Data entries:

** Begin **

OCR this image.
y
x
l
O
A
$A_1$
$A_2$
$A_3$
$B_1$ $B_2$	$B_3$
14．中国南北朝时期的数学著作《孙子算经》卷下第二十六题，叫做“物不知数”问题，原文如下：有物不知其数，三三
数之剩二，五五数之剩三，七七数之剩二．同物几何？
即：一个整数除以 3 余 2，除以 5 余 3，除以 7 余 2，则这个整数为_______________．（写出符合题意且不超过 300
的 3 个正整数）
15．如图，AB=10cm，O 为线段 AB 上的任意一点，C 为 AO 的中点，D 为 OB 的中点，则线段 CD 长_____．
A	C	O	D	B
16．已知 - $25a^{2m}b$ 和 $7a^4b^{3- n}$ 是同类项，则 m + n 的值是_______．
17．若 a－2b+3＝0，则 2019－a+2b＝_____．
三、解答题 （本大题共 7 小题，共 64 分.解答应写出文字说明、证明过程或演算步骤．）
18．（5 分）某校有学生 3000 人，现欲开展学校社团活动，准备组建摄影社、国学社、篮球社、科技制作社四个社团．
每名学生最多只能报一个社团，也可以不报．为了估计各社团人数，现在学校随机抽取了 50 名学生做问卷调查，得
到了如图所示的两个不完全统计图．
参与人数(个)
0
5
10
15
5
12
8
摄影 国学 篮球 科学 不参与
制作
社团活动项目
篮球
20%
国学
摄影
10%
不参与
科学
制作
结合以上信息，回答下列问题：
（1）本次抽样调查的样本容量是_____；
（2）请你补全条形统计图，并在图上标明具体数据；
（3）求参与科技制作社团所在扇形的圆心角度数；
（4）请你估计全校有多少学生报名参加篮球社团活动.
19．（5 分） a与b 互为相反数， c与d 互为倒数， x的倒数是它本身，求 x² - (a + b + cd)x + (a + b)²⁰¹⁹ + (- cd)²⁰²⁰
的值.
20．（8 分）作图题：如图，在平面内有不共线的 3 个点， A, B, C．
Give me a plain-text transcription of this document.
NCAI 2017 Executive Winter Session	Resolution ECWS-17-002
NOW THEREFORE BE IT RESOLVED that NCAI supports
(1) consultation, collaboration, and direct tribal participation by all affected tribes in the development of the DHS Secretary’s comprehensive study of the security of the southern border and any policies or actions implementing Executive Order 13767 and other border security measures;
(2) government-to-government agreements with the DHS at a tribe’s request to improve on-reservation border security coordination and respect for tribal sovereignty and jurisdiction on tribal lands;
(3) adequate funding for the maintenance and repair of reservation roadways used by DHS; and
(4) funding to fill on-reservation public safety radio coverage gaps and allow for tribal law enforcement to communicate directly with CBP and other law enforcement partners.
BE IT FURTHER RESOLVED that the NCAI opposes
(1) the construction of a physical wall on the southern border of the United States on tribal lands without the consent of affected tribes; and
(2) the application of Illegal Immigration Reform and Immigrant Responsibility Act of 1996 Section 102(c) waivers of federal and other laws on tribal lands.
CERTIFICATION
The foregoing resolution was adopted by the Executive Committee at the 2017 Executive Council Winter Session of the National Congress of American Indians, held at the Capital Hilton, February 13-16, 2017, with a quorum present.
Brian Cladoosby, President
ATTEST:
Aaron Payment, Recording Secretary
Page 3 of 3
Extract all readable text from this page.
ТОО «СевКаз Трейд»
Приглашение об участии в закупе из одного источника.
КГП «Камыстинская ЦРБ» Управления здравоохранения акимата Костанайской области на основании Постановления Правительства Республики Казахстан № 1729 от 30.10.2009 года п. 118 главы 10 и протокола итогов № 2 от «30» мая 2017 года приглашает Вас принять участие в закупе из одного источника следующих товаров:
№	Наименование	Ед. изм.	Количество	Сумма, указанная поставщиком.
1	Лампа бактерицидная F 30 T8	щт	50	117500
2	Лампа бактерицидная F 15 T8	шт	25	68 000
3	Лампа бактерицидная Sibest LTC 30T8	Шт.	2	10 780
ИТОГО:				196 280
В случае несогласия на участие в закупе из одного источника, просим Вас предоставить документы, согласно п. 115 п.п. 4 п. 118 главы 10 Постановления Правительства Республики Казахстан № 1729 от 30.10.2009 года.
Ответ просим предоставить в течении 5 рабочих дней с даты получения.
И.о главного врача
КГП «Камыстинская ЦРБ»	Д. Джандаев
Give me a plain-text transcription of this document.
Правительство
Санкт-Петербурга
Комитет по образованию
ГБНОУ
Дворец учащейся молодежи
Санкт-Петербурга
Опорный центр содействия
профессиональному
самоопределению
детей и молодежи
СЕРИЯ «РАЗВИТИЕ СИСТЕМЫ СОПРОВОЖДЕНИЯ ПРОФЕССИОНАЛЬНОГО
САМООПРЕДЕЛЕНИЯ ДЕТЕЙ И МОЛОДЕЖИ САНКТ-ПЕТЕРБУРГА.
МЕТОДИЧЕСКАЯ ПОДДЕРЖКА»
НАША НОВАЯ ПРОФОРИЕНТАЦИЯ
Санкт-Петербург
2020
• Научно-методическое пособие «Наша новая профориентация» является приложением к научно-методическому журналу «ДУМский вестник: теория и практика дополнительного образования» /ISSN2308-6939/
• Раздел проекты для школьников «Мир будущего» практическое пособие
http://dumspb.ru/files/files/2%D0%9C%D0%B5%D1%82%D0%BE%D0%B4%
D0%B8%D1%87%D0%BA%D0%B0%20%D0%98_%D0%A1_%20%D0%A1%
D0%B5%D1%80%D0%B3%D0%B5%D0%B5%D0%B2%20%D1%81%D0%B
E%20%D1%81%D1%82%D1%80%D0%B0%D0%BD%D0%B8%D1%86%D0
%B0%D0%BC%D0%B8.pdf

** End **

• [Exercise requirements]
Copy each line of the records that contains the word "просим".

• [Final answer]
В случае несогласия на участие в закупе из одного источника, просим Вас предоставить документы, согласно п. 115 п.п. 4 п. 118 главы 10 Постановления Правительства Республики Казахстан № 1729 от 30.10.2009 года.
Ответ просим предоставить в течении 5 рабочих дней с даты получения.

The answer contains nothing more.